TASK OBJECTIVE >> Repeat every line of the records below word for word, with no changes.

Listings of boxed layout items:
>> Begin

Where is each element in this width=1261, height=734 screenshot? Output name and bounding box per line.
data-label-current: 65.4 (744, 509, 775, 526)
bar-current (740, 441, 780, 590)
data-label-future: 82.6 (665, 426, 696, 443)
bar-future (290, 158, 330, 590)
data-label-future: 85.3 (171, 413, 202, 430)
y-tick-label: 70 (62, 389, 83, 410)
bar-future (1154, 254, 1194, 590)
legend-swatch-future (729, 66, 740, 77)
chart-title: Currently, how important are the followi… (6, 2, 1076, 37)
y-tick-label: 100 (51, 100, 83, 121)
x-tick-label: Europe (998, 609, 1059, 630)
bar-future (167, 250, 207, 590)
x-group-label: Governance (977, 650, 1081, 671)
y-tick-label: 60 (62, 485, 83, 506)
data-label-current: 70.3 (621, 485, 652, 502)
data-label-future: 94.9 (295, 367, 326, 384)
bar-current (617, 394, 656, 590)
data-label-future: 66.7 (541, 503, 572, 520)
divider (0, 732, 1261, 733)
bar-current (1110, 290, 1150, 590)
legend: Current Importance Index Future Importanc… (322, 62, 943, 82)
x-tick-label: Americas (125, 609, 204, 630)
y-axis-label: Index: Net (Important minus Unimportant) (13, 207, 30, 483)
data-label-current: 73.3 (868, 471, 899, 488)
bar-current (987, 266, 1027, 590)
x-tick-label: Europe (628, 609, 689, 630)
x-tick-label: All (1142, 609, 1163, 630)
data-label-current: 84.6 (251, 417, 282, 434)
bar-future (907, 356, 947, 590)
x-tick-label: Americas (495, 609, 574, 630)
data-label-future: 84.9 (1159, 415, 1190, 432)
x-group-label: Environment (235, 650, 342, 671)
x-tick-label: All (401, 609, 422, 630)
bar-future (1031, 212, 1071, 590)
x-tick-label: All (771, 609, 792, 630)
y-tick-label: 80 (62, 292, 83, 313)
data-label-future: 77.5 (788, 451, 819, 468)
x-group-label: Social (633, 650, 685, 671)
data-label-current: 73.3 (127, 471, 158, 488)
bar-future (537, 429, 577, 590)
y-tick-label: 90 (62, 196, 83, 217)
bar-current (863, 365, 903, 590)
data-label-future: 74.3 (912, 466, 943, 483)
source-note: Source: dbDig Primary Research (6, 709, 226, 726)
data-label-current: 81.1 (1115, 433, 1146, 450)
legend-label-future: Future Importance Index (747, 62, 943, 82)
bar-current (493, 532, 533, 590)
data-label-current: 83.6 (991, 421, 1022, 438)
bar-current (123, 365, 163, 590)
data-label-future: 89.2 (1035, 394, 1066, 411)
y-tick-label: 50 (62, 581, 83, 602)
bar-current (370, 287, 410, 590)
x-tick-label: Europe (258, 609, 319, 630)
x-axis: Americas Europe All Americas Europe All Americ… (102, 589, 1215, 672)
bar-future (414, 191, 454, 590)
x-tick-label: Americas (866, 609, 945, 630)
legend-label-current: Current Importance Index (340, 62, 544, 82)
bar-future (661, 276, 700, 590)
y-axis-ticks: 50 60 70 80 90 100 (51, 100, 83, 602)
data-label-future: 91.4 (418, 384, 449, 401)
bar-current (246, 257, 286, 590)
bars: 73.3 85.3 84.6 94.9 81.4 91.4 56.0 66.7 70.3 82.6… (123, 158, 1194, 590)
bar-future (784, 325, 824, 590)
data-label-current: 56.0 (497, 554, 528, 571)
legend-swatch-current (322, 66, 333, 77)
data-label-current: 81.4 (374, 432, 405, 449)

>> End

TASK SOLUTION >>
Where is each element in this width=1261, height=734 screenshot? Output name and bounding box per line.
data-label-current: 65.4 (744, 509, 775, 526)
bar-current (740, 441, 780, 590)
data-label-future: 82.6 (665, 426, 696, 443)
bar-future (290, 158, 330, 590)
data-label-future: 85.3 (171, 413, 202, 430)
y-tick-label: 70 (62, 389, 83, 410)
bar-future (1154, 254, 1194, 590)
legend-swatch-future (729, 66, 740, 77)
chart-title: Currently, how important are the followi… (6, 2, 1076, 37)
y-tick-label: 100 (51, 100, 83, 121)
x-tick-label: Europe (998, 609, 1059, 630)
bar-future (167, 250, 207, 590)
x-group-label: Governance (977, 650, 1081, 671)
y-tick-label: 60 (62, 485, 83, 506)
data-label-current: 70.3 (621, 485, 652, 502)
data-label-future: 94.9 (295, 367, 326, 384)
bar-current (617, 394, 656, 590)
data-label-future: 66.7 (541, 503, 572, 520)
divider (0, 732, 1261, 733)
bar-current (1110, 290, 1150, 590)
legend: Current Importance Index Future Importanc… (322, 62, 943, 82)
x-tick-label: Americas (125, 609, 204, 630)
y-axis-label: Index: Net (Important minus Unimportant) (13, 207, 30, 483)
data-label-current: 73.3 (868, 471, 899, 488)
bar-current (987, 266, 1027, 590)
x-tick-label: Europe (628, 609, 689, 630)
x-tick-label: All (1142, 609, 1163, 630)
data-label-current: 84.6 (251, 417, 282, 434)
bar-future (907, 356, 947, 590)
x-tick-label: Americas (495, 609, 574, 630)
data-label-future: 84.9 (1159, 415, 1190, 432)
x-group-label: Environment (235, 650, 342, 671)
x-tick-label: All (401, 609, 422, 630)
bar-future (1031, 212, 1071, 590)
x-tick-label: All (771, 609, 792, 630)
y-tick-label: 80 (62, 292, 83, 313)
data-label-future: 77.5 (788, 451, 819, 468)
x-group-label: Social (633, 650, 685, 671)
data-label-current: 73.3 (127, 471, 158, 488)
bar-future (537, 429, 577, 590)
y-tick-label: 90 (62, 196, 83, 217)
bar-current (863, 365, 903, 590)
data-label-future: 74.3 (912, 466, 943, 483)
source-note: Source: dbDig Primary Research (6, 709, 226, 726)
data-label-current: 81.1 (1115, 433, 1146, 450)
legend-label-future: Future Importance Index (747, 62, 943, 82)
bar-current (493, 532, 533, 590)
data-label-current: 83.6 (991, 421, 1022, 438)
bar-current (123, 365, 163, 590)
data-label-future: 89.2 (1035, 394, 1066, 411)
y-tick-label: 50 (62, 581, 83, 602)
bar-current (370, 287, 410, 590)
x-tick-label: Europe (258, 609, 319, 630)
x-axis: Americas Europe All Americas Europe All Americ… (102, 589, 1215, 672)
bar-future (414, 191, 454, 590)
x-tick-label: Americas (866, 609, 945, 630)
legend-label-current: Current Importance Index (340, 62, 544, 82)
bar-future (661, 276, 700, 590)
y-axis-ticks: 50 60 70 80 90 100 (51, 100, 83, 602)
data-label-future: 91.4 (418, 384, 449, 401)
bar-current (246, 257, 286, 590)
bars: 73.3 85.3 84.6 94.9 81.4 91.4 56.0 66.7 70.3 82.6… (123, 158, 1194, 590)
bar-future (784, 325, 824, 590)
data-label-current: 56.0 (497, 554, 528, 571)
legend-swatch-current (322, 66, 333, 77)
data-label-current: 81.4 (374, 432, 405, 449)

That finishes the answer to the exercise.